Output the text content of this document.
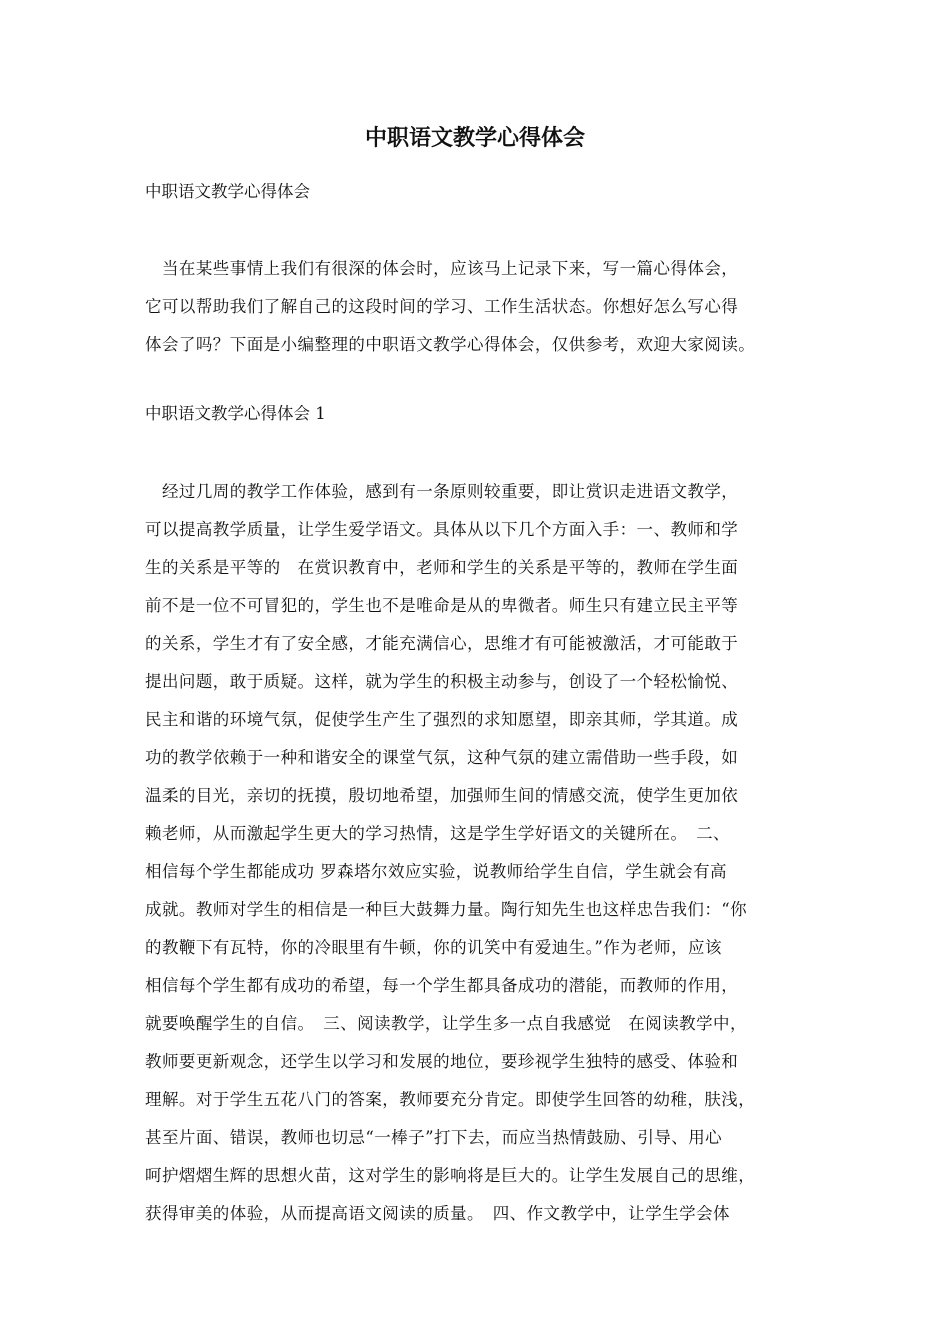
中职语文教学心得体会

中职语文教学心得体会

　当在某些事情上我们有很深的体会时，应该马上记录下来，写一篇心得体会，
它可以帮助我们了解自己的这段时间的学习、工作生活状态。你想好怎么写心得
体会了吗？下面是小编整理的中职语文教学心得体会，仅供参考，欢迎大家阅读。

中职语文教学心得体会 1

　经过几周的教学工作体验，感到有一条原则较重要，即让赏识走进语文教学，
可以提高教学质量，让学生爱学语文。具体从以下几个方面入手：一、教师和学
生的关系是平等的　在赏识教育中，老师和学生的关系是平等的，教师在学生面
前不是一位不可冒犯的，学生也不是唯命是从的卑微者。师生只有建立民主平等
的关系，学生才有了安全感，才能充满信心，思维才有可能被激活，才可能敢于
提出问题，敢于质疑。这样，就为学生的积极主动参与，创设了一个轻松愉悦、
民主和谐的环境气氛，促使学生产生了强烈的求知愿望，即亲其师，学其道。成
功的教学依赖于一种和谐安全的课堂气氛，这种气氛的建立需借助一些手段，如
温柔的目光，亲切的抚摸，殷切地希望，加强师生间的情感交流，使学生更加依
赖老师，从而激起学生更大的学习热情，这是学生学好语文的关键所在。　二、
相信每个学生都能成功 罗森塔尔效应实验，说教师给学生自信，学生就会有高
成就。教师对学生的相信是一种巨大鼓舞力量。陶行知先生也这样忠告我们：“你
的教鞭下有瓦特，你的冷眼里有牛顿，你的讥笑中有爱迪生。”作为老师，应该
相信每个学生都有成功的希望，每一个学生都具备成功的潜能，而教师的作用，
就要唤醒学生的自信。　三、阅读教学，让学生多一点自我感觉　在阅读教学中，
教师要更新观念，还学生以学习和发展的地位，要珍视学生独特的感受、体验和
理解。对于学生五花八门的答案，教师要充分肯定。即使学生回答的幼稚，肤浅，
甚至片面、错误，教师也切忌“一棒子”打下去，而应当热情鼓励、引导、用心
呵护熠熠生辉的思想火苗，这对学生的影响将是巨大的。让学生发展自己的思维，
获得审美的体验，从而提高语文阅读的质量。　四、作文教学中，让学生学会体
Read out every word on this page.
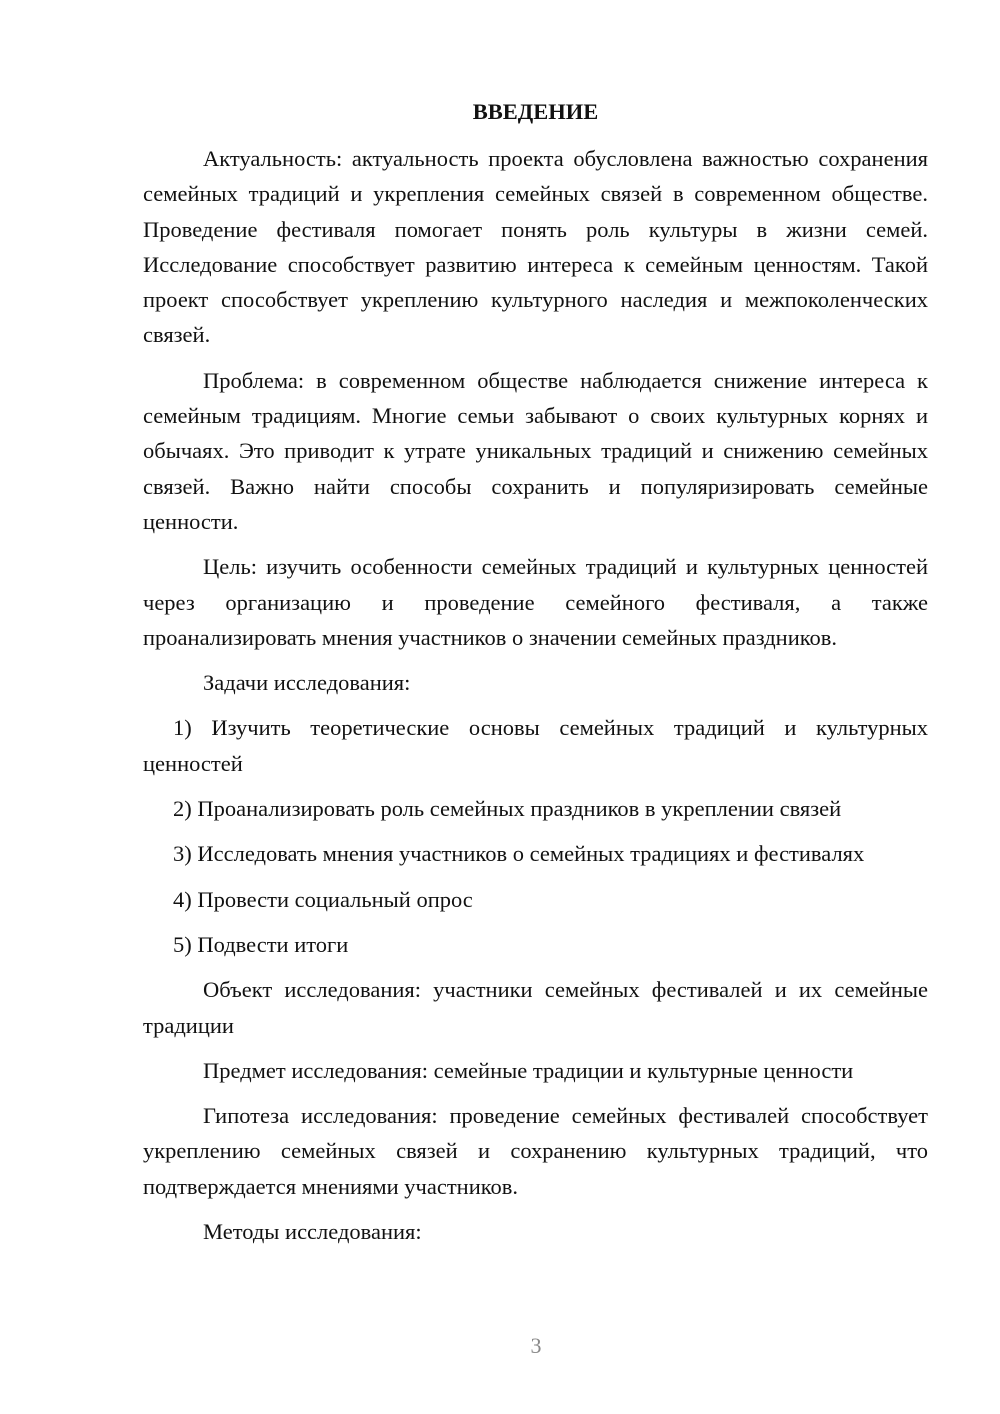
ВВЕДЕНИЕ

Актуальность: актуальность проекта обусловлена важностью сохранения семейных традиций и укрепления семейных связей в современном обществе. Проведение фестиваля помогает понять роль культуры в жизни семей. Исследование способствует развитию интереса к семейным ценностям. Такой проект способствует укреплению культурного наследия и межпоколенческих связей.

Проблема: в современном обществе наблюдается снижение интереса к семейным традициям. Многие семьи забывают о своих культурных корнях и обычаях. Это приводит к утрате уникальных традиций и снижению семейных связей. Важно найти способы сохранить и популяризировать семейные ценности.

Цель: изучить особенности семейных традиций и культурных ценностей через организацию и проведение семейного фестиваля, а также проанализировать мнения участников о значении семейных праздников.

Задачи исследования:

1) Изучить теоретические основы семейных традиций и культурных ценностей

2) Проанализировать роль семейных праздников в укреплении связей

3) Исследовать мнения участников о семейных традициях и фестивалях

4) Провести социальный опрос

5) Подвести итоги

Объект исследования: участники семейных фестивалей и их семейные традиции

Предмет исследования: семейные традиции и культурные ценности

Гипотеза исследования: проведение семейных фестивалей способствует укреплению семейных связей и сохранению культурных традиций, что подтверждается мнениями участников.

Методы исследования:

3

• _Directions_
Locate each line with the word "укреплению" and copy it.

• _Answer to this exercise_
Актуальность: актуальность проекта обусловлена важностью сохранения семейных традиций и укрепления семейных связей в современном обществе. Проведение фестиваля помогает понять роль культуры в жизни семей. Исследование способствует развитию интереса к семейным ценностям. Такой проект способствует укреплению культурного наследия и межпоколенческих связей.
Гипотеза исследования: проведение семейных фестивалей способствует укреплению семейных связей и сохранению культурных традиций, что подтверждается мнениями участников.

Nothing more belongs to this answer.